**EXERCISE DIRECTIONS**
Repeat the entries that follow verbatim, without any of their pictures.

[Extracted records]

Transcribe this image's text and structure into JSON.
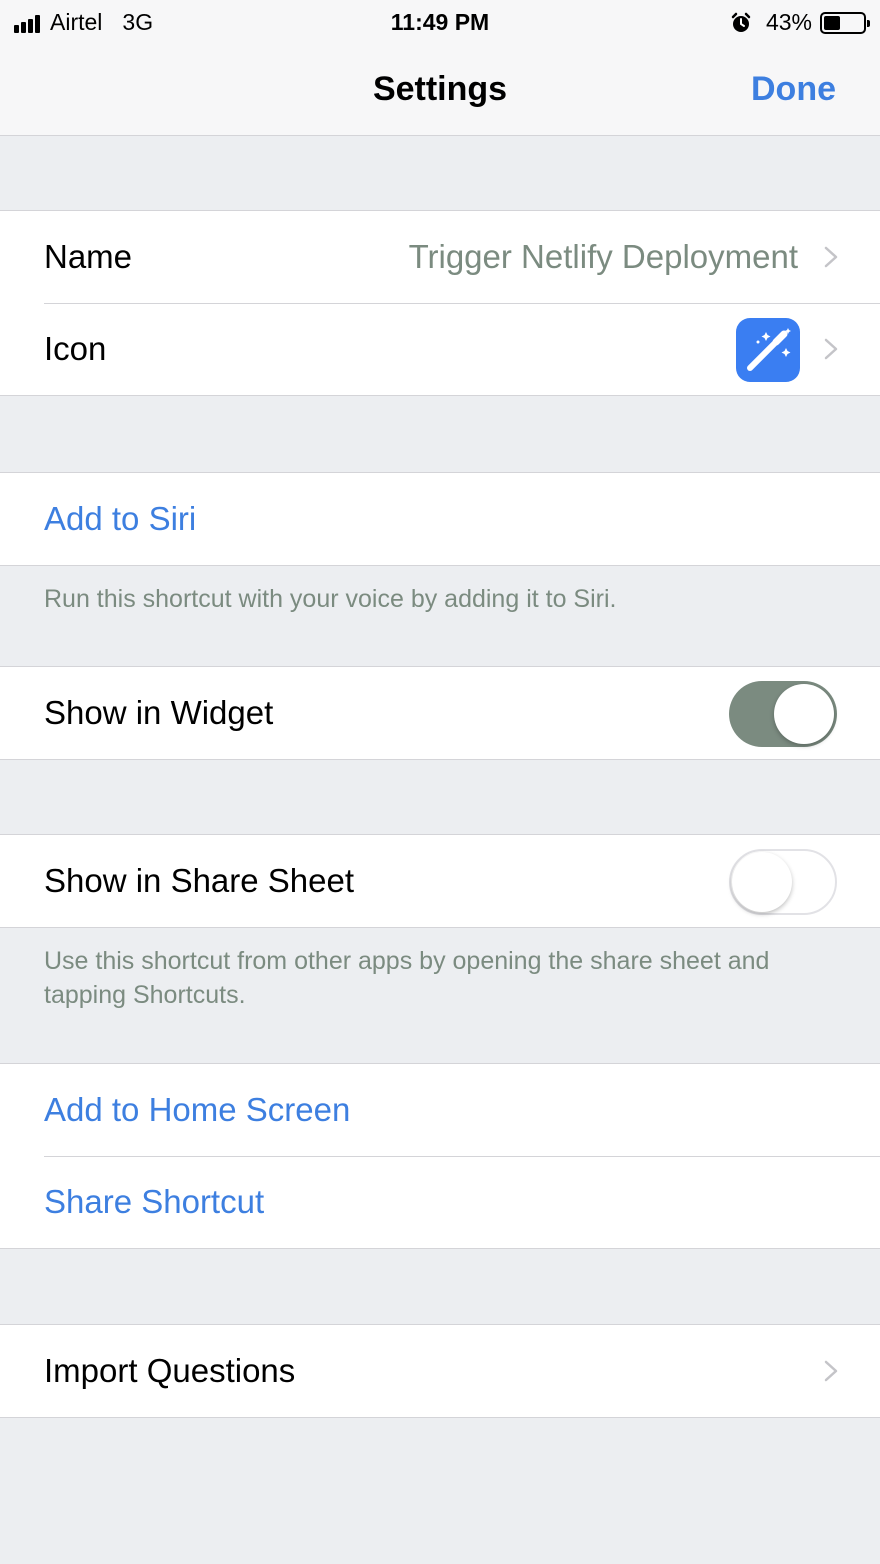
{
  "status_bar": {
    "carrier": "Airtel",
    "network": "3G",
    "time": "11:49 PM",
    "battery": "43%",
    "battery_level": 0.43
  },
  "nav": {
    "title": "Settings",
    "done_label": "Done"
  },
  "name_row": {
    "label": "Name",
    "value": "Trigger Netlify Deployment"
  },
  "icon_row": {
    "label": "Icon",
    "icon": "magic-wand-icon",
    "icon_color": "#3a7ef2"
  },
  "siri": {
    "label": "Add to Siri",
    "footer": "Run this shortcut with your voice by adding it to Siri."
  },
  "widget": {
    "label": "Show in Widget",
    "on": true
  },
  "share_sheet": {
    "label": "Show in Share Sheet",
    "on": false,
    "footer": "Use this shortcut from other apps by opening the share sheet and tapping Shortcuts."
  },
  "actions": {
    "add_home": "Add to Home Screen",
    "share": "Share Shortcut"
  },
  "import_row": {
    "label": "Import Questions"
  },
  "colors": {
    "accent": "#3d7fe0",
    "toggle_on": "#7b8b80",
    "secondary_text": "#7b8b80",
    "background": "#eceef1"
  }
}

**RESPONSE TO THE TASK**
Transcribe this image's text and structure into JSON.
{
  "status_bar": {
    "carrier": "Airtel",
    "network": "3G",
    "time": "11:49 PM",
    "battery": "43%",
    "battery_level": 0.43
  },
  "nav": {
    "title": "Settings",
    "done_label": "Done"
  },
  "name_row": {
    "label": "Name",
    "value": "Trigger Netlify Deployment"
  },
  "icon_row": {
    "label": "Icon",
    "icon": "magic-wand-icon",
    "icon_color": "#3a7ef2"
  },
  "siri": {
    "label": "Add to Siri",
    "footer": "Run this shortcut with your voice by adding it to Siri."
  },
  "widget": {
    "label": "Show in Widget",
    "on": true
  },
  "share_sheet": {
    "label": "Show in Share Sheet",
    "on": false,
    "footer": "Use this shortcut from other apps by opening the share sheet and tapping Shortcuts."
  },
  "actions": {
    "add_home": "Add to Home Screen",
    "share": "Share Shortcut"
  },
  "import_row": {
    "label": "Import Questions"
  },
  "colors": {
    "accent": "#3d7fe0",
    "toggle_on": "#7b8b80",
    "secondary_text": "#7b8b80",
    "background": "#eceef1"
  }
}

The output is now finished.